→ **WHAT TO DO**
Check each line of the records below for the word "Station" and copy those where it appears.

→ **MATERIALS PROVIDED**

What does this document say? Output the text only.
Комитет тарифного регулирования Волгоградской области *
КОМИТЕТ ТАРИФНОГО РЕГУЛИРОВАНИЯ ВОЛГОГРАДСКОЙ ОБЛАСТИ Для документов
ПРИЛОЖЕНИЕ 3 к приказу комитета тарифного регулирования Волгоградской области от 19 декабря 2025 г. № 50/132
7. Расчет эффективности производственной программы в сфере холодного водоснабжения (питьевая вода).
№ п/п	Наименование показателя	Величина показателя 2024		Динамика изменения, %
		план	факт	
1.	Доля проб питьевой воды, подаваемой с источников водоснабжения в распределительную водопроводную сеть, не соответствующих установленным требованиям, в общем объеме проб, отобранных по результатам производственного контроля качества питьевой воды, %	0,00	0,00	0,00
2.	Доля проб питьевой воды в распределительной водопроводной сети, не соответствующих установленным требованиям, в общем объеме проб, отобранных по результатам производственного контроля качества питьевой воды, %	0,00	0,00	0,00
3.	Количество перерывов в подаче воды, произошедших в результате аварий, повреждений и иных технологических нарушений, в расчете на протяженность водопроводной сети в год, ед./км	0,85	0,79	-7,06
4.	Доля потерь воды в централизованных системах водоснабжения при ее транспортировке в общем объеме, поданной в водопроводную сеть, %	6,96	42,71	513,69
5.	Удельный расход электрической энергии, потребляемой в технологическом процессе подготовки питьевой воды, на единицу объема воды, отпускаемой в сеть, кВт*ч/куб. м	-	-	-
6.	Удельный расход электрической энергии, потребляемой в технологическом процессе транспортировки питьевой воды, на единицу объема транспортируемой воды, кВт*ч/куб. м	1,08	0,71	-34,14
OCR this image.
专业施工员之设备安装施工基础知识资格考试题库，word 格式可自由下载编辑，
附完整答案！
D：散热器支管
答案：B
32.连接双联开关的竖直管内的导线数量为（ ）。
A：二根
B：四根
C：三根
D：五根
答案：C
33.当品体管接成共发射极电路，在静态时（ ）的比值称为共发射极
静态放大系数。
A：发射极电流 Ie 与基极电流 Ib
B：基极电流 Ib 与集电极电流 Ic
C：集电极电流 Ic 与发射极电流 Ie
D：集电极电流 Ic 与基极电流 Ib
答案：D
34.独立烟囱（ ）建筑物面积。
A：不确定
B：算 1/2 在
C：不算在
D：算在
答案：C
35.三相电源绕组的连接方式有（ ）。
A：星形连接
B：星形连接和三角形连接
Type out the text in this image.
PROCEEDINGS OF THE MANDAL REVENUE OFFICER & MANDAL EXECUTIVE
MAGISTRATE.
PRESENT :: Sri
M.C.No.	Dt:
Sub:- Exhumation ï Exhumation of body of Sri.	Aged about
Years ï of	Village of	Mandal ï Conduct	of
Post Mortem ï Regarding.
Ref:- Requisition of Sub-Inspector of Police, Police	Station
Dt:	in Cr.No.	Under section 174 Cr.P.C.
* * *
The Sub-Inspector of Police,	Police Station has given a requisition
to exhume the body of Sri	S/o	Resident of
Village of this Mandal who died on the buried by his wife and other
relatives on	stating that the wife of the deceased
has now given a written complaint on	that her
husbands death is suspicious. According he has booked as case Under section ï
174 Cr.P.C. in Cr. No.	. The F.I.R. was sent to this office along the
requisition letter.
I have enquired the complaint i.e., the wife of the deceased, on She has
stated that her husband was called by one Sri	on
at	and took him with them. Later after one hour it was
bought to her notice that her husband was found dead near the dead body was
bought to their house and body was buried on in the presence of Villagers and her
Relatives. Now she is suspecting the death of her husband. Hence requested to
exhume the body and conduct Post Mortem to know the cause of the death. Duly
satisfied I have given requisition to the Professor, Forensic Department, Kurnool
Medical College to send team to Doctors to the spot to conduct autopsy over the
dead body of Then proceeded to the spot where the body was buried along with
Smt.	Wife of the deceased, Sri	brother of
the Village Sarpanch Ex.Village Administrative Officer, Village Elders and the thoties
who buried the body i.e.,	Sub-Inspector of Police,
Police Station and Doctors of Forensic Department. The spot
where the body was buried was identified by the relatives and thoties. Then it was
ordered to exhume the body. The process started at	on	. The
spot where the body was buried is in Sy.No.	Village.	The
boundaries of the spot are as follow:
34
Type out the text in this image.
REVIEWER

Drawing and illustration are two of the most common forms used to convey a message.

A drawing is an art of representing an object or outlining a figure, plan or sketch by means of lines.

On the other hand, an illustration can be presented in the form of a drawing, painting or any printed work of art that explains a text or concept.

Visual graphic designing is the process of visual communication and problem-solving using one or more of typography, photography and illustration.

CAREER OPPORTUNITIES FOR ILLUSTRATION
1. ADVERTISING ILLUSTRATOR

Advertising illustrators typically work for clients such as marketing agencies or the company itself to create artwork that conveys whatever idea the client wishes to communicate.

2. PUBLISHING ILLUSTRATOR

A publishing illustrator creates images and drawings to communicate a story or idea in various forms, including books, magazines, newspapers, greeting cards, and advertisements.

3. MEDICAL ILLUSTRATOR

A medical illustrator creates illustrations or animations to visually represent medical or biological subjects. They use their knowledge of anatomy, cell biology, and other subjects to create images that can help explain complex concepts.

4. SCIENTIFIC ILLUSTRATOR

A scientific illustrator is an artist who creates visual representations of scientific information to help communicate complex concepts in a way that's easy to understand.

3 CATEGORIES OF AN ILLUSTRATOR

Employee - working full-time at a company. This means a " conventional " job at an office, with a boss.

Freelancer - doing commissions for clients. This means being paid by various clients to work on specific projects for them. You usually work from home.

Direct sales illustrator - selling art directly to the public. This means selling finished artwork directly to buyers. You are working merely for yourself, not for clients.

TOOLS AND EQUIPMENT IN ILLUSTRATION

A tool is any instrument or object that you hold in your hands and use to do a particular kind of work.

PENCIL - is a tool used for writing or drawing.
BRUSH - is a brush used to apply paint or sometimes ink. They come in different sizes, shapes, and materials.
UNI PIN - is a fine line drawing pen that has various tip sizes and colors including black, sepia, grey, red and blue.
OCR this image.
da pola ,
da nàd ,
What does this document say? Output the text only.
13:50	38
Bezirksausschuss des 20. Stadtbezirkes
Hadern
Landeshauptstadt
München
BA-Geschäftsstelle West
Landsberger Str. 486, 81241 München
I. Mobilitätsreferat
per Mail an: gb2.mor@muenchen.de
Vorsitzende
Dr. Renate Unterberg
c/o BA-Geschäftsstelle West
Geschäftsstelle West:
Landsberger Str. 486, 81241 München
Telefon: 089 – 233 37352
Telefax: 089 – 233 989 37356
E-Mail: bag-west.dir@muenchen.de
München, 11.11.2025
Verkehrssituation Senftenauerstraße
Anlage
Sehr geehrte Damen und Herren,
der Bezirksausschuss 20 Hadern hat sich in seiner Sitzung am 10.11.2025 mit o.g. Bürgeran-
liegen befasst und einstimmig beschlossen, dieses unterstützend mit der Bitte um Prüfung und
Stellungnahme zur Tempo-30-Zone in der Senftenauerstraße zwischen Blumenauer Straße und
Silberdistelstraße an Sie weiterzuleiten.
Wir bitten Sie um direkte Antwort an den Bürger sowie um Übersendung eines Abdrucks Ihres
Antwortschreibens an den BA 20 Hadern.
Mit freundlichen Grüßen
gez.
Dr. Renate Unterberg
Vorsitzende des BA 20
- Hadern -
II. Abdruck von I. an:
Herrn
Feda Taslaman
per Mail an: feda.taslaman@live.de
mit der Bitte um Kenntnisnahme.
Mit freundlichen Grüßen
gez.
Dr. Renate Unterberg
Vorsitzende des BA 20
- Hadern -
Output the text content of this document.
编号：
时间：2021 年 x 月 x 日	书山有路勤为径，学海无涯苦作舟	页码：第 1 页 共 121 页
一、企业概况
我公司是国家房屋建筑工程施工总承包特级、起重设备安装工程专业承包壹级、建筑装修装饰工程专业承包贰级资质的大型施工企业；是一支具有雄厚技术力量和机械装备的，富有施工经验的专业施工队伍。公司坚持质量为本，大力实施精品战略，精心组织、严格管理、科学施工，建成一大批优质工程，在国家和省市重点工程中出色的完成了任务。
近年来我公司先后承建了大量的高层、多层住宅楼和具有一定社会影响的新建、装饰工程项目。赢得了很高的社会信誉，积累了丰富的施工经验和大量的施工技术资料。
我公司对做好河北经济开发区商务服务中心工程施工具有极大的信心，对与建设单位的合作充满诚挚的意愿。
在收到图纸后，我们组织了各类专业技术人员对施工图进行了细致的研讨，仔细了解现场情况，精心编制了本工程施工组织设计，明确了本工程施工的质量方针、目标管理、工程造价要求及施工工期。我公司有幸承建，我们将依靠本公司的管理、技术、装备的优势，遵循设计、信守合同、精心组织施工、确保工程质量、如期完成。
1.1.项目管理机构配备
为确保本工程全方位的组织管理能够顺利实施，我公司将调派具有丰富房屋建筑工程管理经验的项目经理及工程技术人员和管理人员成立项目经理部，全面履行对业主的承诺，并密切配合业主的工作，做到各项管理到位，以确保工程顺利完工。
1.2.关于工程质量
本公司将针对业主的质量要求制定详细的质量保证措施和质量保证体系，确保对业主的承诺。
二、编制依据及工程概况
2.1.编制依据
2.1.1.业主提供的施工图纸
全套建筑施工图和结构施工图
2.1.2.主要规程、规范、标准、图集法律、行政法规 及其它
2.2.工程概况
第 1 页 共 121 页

→ **FINISHED EXERCISE**
Ref:- Requisition of Sub-Inspector of Police, Police	Station
The Sub-Inspector of Police,	Police Station has given a requisition
Police Station and Doctors of Forensic Department. The spot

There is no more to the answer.